## STATED GOAL
Write out all the entries word for word, but skip any images.

## RECORDS FOR THE TASK
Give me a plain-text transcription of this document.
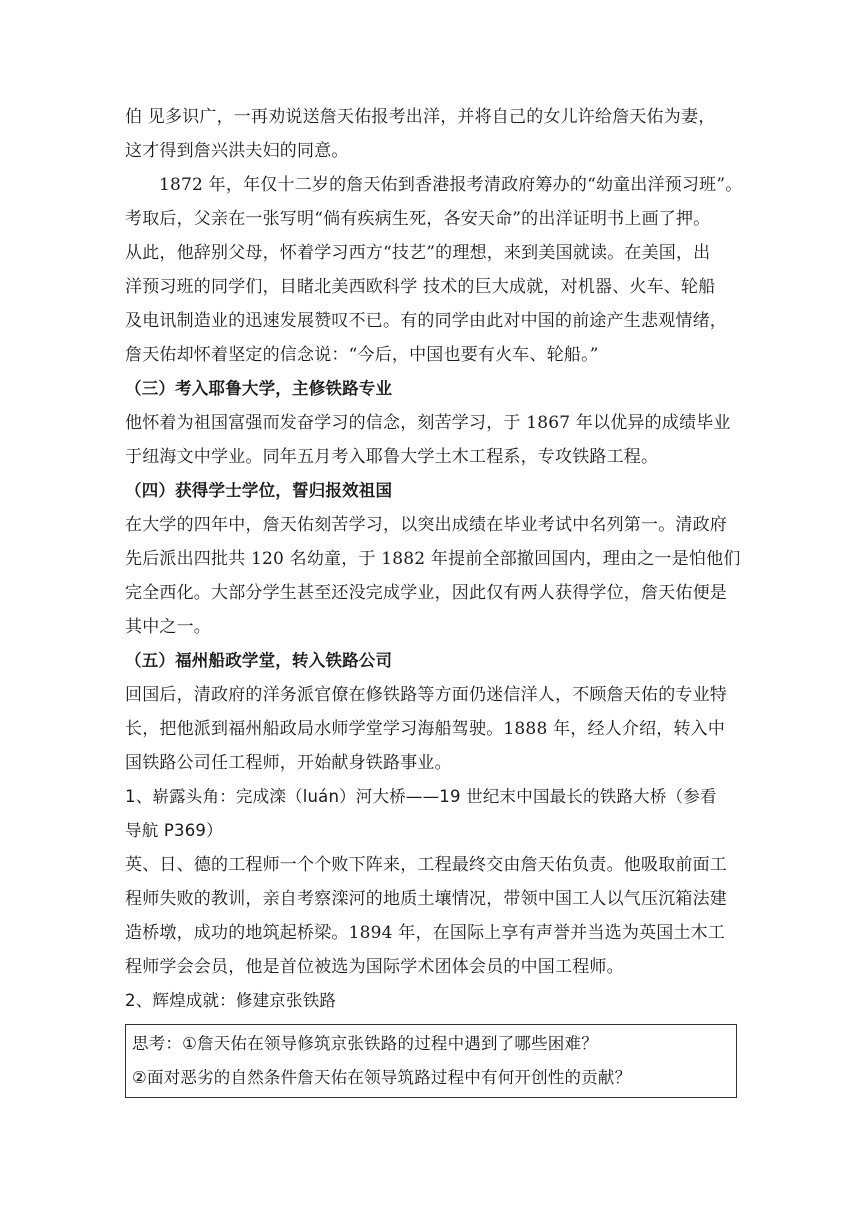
伯 见多识广，一再劝说送詹天佑报考出洋，并将自己的女儿许给詹天佑为妻，
这才得到詹兴洪夫妇的同意。
1872 年，年仅十二岁的詹天佑到香港报考清政府筹办的“幼童出洋预习班”。
考取后，父亲在一张写明“倘有疾病生死，各安天命”的出洋证明书上画了押。
从此，他辞别父母，怀着学习西方“技艺”的理想，来到美国就读。在美国，出
洋预习班的同学们，目睹北美西欧科学 技术的巨大成就，对机器、火车、轮船
及电讯制造业的迅速发展赞叹不已。有的同学由此对中国的前途产生悲观情绪，
詹天佑却怀着坚定的信念说：“今后，中国也要有火车、轮船。”
（三）考入耶鲁大学，主修铁路专业
他怀着为祖国富强而发奋学习的信念，刻苦学习，于 1867 年以优异的成绩毕业
于纽海文中学业。同年五月考入耶鲁大学土木工程系，专攻铁路工程。
（四）获得学士学位，誓归报效祖国
在大学的四年中，詹天佑刻苦学习，以突出成绩在毕业考试中名列第一。清政府
先后派出四批共 120 名幼童，于 1882 年提前全部撤回国内，理由之一是怕他们
完全西化。大部分学生甚至还没完成学业，因此仅有两人获得学位，詹天佑便是
其中之一。
（五）福州船政学堂，转入铁路公司
回国后，清政府的洋务派官僚在修铁路等方面仍迷信洋人，不顾詹天佑的专业特
长，把他派到福州船政局水师学堂学习海船驾驶。1888 年，经人介绍，转入中
国铁路公司任工程师，开始献身铁路事业。
1、崭露头角：完成滦（luán）河大桥——19 世纪末中国最长的铁路大桥（参看
导航 P369）
英、日、德的工程师一个个败下阵来，工程最终交由詹天佑负责。他吸取前面工
程师失败的教训，亲自考察滦河的地质土壤情况，带领中国工人以气压沉箱法建
造桥墩，成功的地筑起桥梁。1894 年，在国际上享有声誉并当选为英国土木工
程师学会会员，他是首位被选为国际学术团体会员的中国工程师。
2、辉煌成就：修建京张铁路
思考：①詹天佑在领导修筑京张铁路的过程中遇到了哪些困难？
②面对恶劣的自然条件詹天佑在领导筑路过程中有何开创性的贡献？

## WORKED SOLUTION
Give me a plain-text transcription of this document.
伯 见多识广，一再劝说送詹天佑报考出洋，并将自己的女儿许给詹天佑为妻，
这才得到詹兴洪夫妇的同意。
1872 年，年仅十二岁的詹天佑到香港报考清政府筹办的“幼童出洋预习班”。
考取后，父亲在一张写明“倘有疾病生死，各安天命”的出洋证明书上画了押。
从此，他辞别父母，怀着学习西方“技艺”的理想，来到美国就读。在美国，出
洋预习班的同学们，目睹北美西欧科学 技术的巨大成就，对机器、火车、轮船
及电讯制造业的迅速发展赞叹不已。有的同学由此对中国的前途产生悲观情绪，
詹天佑却怀着坚定的信念说：“今后，中国也要有火车、轮船。”
（三）考入耶鲁大学，主修铁路专业
他怀着为祖国富强而发奋学习的信念，刻苦学习，于 1867 年以优异的成绩毕业
于纽海文中学业。同年五月考入耶鲁大学土木工程系，专攻铁路工程。
（四）获得学士学位，誓归报效祖国
在大学的四年中，詹天佑刻苦学习，以突出成绩在毕业考试中名列第一。清政府
先后派出四批共 120 名幼童，于 1882 年提前全部撤回国内，理由之一是怕他们
完全西化。大部分学生甚至还没完成学业，因此仅有两人获得学位，詹天佑便是
其中之一。
（五）福州船政学堂，转入铁路公司
回国后，清政府的洋务派官僚在修铁路等方面仍迷信洋人，不顾詹天佑的专业特
长，把他派到福州船政局水师学堂学习海船驾驶。1888 年，经人介绍，转入中
国铁路公司任工程师，开始献身铁路事业。
1、崭露头角：完成滦（luán）河大桥——19 世纪末中国最长的铁路大桥（参看
导航 P369）
英、日、德的工程师一个个败下阵来，工程最终交由詹天佑负责。他吸取前面工
程师失败的教训，亲自考察滦河的地质土壤情况，带领中国工人以气压沉箱法建
造桥墩，成功的地筑起桥梁。1894 年，在国际上享有声誉并当选为英国土木工
程师学会会员，他是首位被选为国际学术团体会员的中国工程师。
2、辉煌成就：修建京张铁路
思考：①詹天佑在领导修筑京张铁路的过程中遇到了哪些困难？
②面对恶劣的自然条件詹天佑在领导筑路过程中有何开创性的贡献？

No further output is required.